Exercise objective: What follows are records. Restate all of them word for word.

Record extracts:

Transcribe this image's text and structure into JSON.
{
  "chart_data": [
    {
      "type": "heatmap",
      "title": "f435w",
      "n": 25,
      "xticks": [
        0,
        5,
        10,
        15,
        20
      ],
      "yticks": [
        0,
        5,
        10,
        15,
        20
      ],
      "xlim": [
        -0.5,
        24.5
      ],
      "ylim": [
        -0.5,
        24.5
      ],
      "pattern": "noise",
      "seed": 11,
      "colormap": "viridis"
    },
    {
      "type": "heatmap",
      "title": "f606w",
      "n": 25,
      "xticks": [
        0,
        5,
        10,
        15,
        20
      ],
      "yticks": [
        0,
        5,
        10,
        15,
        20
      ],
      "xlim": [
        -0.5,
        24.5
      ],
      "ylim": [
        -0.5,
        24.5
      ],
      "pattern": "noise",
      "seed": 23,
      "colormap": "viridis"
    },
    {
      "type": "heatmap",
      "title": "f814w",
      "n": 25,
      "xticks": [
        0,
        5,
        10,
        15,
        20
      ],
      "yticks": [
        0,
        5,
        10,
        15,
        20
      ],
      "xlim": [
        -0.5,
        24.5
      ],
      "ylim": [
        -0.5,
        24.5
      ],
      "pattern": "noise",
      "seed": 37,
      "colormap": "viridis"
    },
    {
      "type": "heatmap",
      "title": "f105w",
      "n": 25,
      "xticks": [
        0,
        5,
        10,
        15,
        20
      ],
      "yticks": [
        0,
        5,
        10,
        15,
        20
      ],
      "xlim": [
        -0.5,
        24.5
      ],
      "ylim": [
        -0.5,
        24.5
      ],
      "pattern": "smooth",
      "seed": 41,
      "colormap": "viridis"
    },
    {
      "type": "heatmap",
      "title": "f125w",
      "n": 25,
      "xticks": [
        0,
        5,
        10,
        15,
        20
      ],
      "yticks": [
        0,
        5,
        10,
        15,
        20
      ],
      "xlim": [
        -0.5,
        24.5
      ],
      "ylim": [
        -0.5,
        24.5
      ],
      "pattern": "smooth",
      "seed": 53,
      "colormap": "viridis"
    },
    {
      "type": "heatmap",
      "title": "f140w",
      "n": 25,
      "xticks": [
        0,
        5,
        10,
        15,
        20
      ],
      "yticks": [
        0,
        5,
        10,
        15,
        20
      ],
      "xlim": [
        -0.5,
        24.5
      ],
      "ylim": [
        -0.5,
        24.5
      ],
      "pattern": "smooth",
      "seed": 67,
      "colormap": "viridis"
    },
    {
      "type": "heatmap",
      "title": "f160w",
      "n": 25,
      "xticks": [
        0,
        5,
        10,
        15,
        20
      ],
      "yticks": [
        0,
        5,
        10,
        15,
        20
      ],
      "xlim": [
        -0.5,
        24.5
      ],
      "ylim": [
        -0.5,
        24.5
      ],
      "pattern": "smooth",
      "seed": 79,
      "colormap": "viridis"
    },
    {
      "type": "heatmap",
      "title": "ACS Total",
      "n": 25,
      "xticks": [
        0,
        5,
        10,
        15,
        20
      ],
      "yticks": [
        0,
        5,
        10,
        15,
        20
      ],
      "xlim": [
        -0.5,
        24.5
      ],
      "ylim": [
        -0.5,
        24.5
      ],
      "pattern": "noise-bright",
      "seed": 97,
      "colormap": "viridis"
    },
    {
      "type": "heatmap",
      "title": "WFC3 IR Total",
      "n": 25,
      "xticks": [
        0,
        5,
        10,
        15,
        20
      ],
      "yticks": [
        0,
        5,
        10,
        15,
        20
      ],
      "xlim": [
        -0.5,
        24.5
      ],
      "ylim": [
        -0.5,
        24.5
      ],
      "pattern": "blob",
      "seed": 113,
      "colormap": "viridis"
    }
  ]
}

Solution to the problem:
Transcribe this image's text and structure into JSON.
{
  "chart_data": [
    {
      "type": "heatmap",
      "title": "f435w",
      "n": 25,
      "xticks": [
        0,
        5,
        10,
        15,
        20
      ],
      "yticks": [
        0,
        5,
        10,
        15,
        20
      ],
      "xlim": [
        -0.5,
        24.5
      ],
      "ylim": [
        -0.5,
        24.5
      ],
      "pattern": "noise",
      "seed": 11,
      "colormap": "viridis"
    },
    {
      "type": "heatmap",
      "title": "f606w",
      "n": 25,
      "xticks": [
        0,
        5,
        10,
        15,
        20
      ],
      "yticks": [
        0,
        5,
        10,
        15,
        20
      ],
      "xlim": [
        -0.5,
        24.5
      ],
      "ylim": [
        -0.5,
        24.5
      ],
      "pattern": "noise",
      "seed": 23,
      "colormap": "viridis"
    },
    {
      "type": "heatmap",
      "title": "f814w",
      "n": 25,
      "xticks": [
        0,
        5,
        10,
        15,
        20
      ],
      "yticks": [
        0,
        5,
        10,
        15,
        20
      ],
      "xlim": [
        -0.5,
        24.5
      ],
      "ylim": [
        -0.5,
        24.5
      ],
      "pattern": "noise",
      "seed": 37,
      "colormap": "viridis"
    },
    {
      "type": "heatmap",
      "title": "f105w",
      "n": 25,
      "xticks": [
        0,
        5,
        10,
        15,
        20
      ],
      "yticks": [
        0,
        5,
        10,
        15,
        20
      ],
      "xlim": [
        -0.5,
        24.5
      ],
      "ylim": [
        -0.5,
        24.5
      ],
      "pattern": "smooth",
      "seed": 41,
      "colormap": "viridis"
    },
    {
      "type": "heatmap",
      "title": "f125w",
      "n": 25,
      "xticks": [
        0,
        5,
        10,
        15,
        20
      ],
      "yticks": [
        0,
        5,
        10,
        15,
        20
      ],
      "xlim": [
        -0.5,
        24.5
      ],
      "ylim": [
        -0.5,
        24.5
      ],
      "pattern": "smooth",
      "seed": 53,
      "colormap": "viridis"
    },
    {
      "type": "heatmap",
      "title": "f140w",
      "n": 25,
      "xticks": [
        0,
        5,
        10,
        15,
        20
      ],
      "yticks": [
        0,
        5,
        10,
        15,
        20
      ],
      "xlim": [
        -0.5,
        24.5
      ],
      "ylim": [
        -0.5,
        24.5
      ],
      "pattern": "smooth",
      "seed": 67,
      "colormap": "viridis"
    },
    {
      "type": "heatmap",
      "title": "f160w",
      "n": 25,
      "xticks": [
        0,
        5,
        10,
        15,
        20
      ],
      "yticks": [
        0,
        5,
        10,
        15,
        20
      ],
      "xlim": [
        -0.5,
        24.5
      ],
      "ylim": [
        -0.5,
        24.5
      ],
      "pattern": "smooth",
      "seed": 79,
      "colormap": "viridis"
    },
    {
      "type": "heatmap",
      "title": "ACS Total",
      "n": 25,
      "xticks": [
        0,
        5,
        10,
        15,
        20
      ],
      "yticks": [
        0,
        5,
        10,
        15,
        20
      ],
      "xlim": [
        -0.5,
        24.5
      ],
      "ylim": [
        -0.5,
        24.5
      ],
      "pattern": "noise-bright",
      "seed": 97,
      "colormap": "viridis"
    },
    {
      "type": "heatmap",
      "title": "WFC3 IR Total",
      "n": 25,
      "xticks": [
        0,
        5,
        10,
        15,
        20
      ],
      "yticks": [
        0,
        5,
        10,
        15,
        20
      ],
      "xlim": [
        -0.5,
        24.5
      ],
      "ylim": [
        -0.5,
        24.5
      ],
      "pattern": "blob",
      "seed": 113,
      "colormap": "viridis"
    }
  ]
}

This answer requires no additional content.